◆ What is required: Output each entry exactly; skip nothing.

◆ Rows from a dataset:

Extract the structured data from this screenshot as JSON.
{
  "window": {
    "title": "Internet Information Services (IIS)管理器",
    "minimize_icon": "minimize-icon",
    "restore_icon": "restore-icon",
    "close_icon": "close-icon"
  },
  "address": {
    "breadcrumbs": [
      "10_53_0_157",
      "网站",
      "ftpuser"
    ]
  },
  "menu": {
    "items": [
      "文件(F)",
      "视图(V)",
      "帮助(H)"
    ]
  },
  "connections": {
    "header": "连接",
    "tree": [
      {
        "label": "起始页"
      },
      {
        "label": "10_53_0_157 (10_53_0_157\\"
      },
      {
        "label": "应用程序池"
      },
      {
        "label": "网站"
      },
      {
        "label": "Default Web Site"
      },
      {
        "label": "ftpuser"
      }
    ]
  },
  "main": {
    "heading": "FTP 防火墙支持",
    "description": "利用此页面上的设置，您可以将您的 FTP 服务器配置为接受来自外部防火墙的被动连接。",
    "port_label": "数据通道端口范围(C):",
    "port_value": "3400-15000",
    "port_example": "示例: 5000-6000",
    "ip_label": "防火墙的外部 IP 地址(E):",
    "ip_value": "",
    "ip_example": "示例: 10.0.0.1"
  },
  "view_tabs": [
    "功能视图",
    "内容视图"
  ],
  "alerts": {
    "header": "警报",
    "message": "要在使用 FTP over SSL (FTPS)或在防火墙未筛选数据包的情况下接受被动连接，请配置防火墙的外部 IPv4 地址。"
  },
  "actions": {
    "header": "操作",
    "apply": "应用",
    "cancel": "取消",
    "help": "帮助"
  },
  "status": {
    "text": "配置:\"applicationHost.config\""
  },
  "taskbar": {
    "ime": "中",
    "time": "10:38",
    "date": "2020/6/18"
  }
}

◆ Complete response:
Extract the structured data from this screenshot as JSON.
{
  "window": {
    "title": "Internet Information Services (IIS)管理器",
    "minimize_icon": "minimize-icon",
    "restore_icon": "restore-icon",
    "close_icon": "close-icon"
  },
  "address": {
    "breadcrumbs": [
      "10_53_0_157",
      "网站",
      "ftpuser"
    ]
  },
  "menu": {
    "items": [
      "文件(F)",
      "视图(V)",
      "帮助(H)"
    ]
  },
  "connections": {
    "header": "连接",
    "tree": [
      {
        "label": "起始页"
      },
      {
        "label": "10_53_0_157 (10_53_0_157\\"
      },
      {
        "label": "应用程序池"
      },
      {
        "label": "网站"
      },
      {
        "label": "Default Web Site"
      },
      {
        "label": "ftpuser"
      }
    ]
  },
  "main": {
    "heading": "FTP 防火墙支持",
    "description": "利用此页面上的设置，您可以将您的 FTP 服务器配置为接受来自外部防火墙的被动连接。",
    "port_label": "数据通道端口范围(C):",
    "port_value": "3400-15000",
    "port_example": "示例: 5000-6000",
    "ip_label": "防火墙的外部 IP 地址(E):",
    "ip_value": "",
    "ip_example": "示例: 10.0.0.1"
  },
  "view_tabs": [
    "功能视图",
    "内容视图"
  ],
  "alerts": {
    "header": "警报",
    "message": "要在使用 FTP over SSL (FTPS)或在防火墙未筛选数据包的情况下接受被动连接，请配置防火墙的外部 IPv4 地址。"
  },
  "actions": {
    "header": "操作",
    "apply": "应用",
    "cancel": "取消",
    "help": "帮助"
  },
  "status": {
    "text": "配置:\"applicationHost.config\""
  },
  "taskbar": {
    "ime": "中",
    "time": "10:38",
    "date": "2020/6/18"
  }
}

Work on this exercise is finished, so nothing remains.